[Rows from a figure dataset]
════════

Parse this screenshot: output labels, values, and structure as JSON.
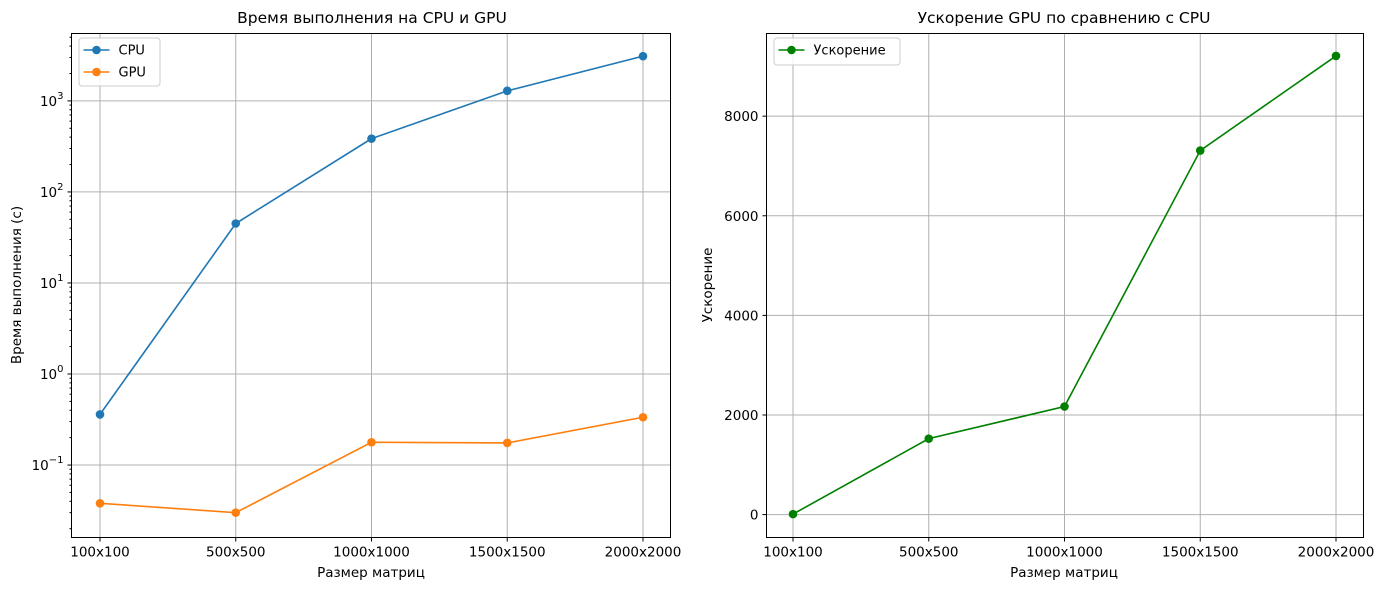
{
  "chart_data": [
    {
      "type": "line",
      "title": "Время выполнения на CPU и GPU",
      "xlabel": "Размер матриц",
      "ylabel": "Время выполнения (с)",
      "categories": [
        "100x100",
        "500x500",
        "1000x1000",
        "1500x1500",
        "2000x2000"
      ],
      "y_scale": "log",
      "ylim": [
        0.016,
        5500
      ],
      "y_ticks": [
        {
          "value": 0.1,
          "base": "10",
          "exp": "−1"
        },
        {
          "value": 1,
          "base": "10",
          "exp": "0"
        },
        {
          "value": 10,
          "base": "10",
          "exp": "1"
        },
        {
          "value": 100,
          "base": "10",
          "exp": "2"
        },
        {
          "value": 1000,
          "base": "10",
          "exp": "3"
        }
      ],
      "grid": true,
      "legend_position": "upper-left",
      "series": [
        {
          "name": "CPU",
          "color": "#1f77b4",
          "marker": "circle",
          "values": [
            0.36,
            45,
            385,
            1290,
            3100
          ]
        },
        {
          "name": "GPU",
          "color": "#ff7f0e",
          "marker": "circle",
          "values": [
            0.038,
            0.03,
            0.178,
            0.175,
            0.335
          ]
        }
      ]
    },
    {
      "type": "line",
      "title": "Ускорение GPU по сравнению с CPU",
      "xlabel": "Размер матриц",
      "ylabel": "Ускорение",
      "categories": [
        "100x100",
        "500x500",
        "1000x1000",
        "1500x1500",
        "2000x2000"
      ],
      "y_scale": "linear",
      "ylim": [
        -460,
        9660
      ],
      "y_ticks": [
        0,
        2000,
        4000,
        6000,
        8000
      ],
      "grid": true,
      "legend_position": "upper-left",
      "series": [
        {
          "name": "Ускорение",
          "color": "#008000",
          "marker": "circle",
          "values": [
            9.5,
            1525,
            2170,
            7310,
            9210
          ]
        }
      ]
    }
  ]
}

════════

> **Requirement**: Give the count of lines in the data shown above that contain "Ускорение", and nothing else.

> **Full answer**: 3